▶ _Listing_:

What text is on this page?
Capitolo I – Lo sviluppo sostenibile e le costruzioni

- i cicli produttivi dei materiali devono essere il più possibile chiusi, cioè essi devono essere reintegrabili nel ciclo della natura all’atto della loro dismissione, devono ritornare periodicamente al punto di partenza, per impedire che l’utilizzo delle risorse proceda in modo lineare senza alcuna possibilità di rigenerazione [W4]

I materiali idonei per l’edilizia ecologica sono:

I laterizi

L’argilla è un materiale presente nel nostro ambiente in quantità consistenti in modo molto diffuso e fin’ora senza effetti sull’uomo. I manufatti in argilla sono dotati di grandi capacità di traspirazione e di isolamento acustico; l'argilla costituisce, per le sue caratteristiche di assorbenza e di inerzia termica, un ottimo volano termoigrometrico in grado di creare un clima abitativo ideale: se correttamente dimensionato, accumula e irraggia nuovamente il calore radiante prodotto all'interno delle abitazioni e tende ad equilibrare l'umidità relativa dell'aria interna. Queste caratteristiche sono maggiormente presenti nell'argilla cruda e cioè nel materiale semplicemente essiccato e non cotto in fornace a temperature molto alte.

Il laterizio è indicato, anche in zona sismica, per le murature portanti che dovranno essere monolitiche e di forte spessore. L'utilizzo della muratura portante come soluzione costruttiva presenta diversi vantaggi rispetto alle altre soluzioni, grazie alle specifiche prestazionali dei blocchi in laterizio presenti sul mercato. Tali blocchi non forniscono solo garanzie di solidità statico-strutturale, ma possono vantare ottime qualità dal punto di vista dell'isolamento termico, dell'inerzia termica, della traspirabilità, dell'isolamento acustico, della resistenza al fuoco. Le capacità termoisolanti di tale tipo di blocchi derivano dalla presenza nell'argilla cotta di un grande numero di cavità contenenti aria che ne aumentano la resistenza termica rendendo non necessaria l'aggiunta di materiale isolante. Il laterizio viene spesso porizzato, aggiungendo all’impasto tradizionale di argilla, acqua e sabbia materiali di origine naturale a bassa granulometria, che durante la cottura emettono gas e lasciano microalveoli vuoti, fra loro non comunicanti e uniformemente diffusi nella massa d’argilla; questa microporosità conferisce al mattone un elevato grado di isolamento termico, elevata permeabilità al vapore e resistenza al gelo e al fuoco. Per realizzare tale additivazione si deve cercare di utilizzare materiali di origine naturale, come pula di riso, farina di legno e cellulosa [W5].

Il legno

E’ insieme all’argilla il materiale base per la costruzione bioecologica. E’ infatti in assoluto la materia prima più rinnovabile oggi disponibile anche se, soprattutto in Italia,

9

▶ _Short problem_: Every entry should be printed again exactly as written.

▶ _Task answer_:
What text is on this page?
Capitolo I – Lo sviluppo sostenibile e le costruzioni

- i cicli produttivi dei materiali devono essere il più possibile chiusi, cioè essi devono essere reintegrabili nel ciclo della natura all’atto della loro dismissione, devono ritornare periodicamente al punto di partenza, per impedire che l’utilizzo delle risorse proceda in modo lineare senza alcuna possibilità di rigenerazione [W4]

I materiali idonei per l’edilizia ecologica sono:

I laterizi

L’argilla è un materiale presente nel nostro ambiente in quantità consistenti in modo molto diffuso e fin’ora senza effetti sull’uomo. I manufatti in argilla sono dotati di grandi capacità di traspirazione e di isolamento acustico; l'argilla costituisce, per le sue caratteristiche di assorbenza e di inerzia termica, un ottimo volano termoigrometrico in grado di creare un clima abitativo ideale: se correttamente dimensionato, accumula e irraggia nuovamente il calore radiante prodotto all'interno delle abitazioni e tende ad equilibrare l'umidità relativa dell'aria interna. Queste caratteristiche sono maggiormente presenti nell'argilla cruda e cioè nel materiale semplicemente essiccato e non cotto in fornace a temperature molto alte.

Il laterizio è indicato, anche in zona sismica, per le murature portanti che dovranno essere monolitiche e di forte spessore. L'utilizzo della muratura portante come soluzione costruttiva presenta diversi vantaggi rispetto alle altre soluzioni, grazie alle specifiche prestazionali dei blocchi in laterizio presenti sul mercato. Tali blocchi non forniscono solo garanzie di solidità statico-strutturale, ma possono vantare ottime qualità dal punto di vista dell'isolamento termico, dell'inerzia termica, della traspirabilità, dell'isolamento acustico, della resistenza al fuoco. Le capacità termoisolanti di tale tipo di blocchi derivano dalla presenza nell'argilla cotta di un grande numero di cavità contenenti aria che ne aumentano la resistenza termica rendendo non necessaria l'aggiunta di materiale isolante. Il laterizio viene spesso porizzato, aggiungendo all’impasto tradizionale di argilla, acqua e sabbia materiali di origine naturale a bassa granulometria, che durante la cottura emettono gas e lasciano microalveoli vuoti, fra loro non comunicanti e uniformemente diffusi nella massa d’argilla; questa microporosità conferisce al mattone un elevato grado di isolamento termico, elevata permeabilità al vapore e resistenza al gelo e al fuoco. Per realizzare tale additivazione si deve cercare di utilizzare materiali di origine naturale, come pula di riso, farina di legno e cellulosa [W5].

Il legno

E’ insieme all’argilla il materiale base per la costruzione bioecologica. E’ infatti in assoluto la materia prima più rinnovabile oggi disponibile anche se, soprattutto in Italia,

9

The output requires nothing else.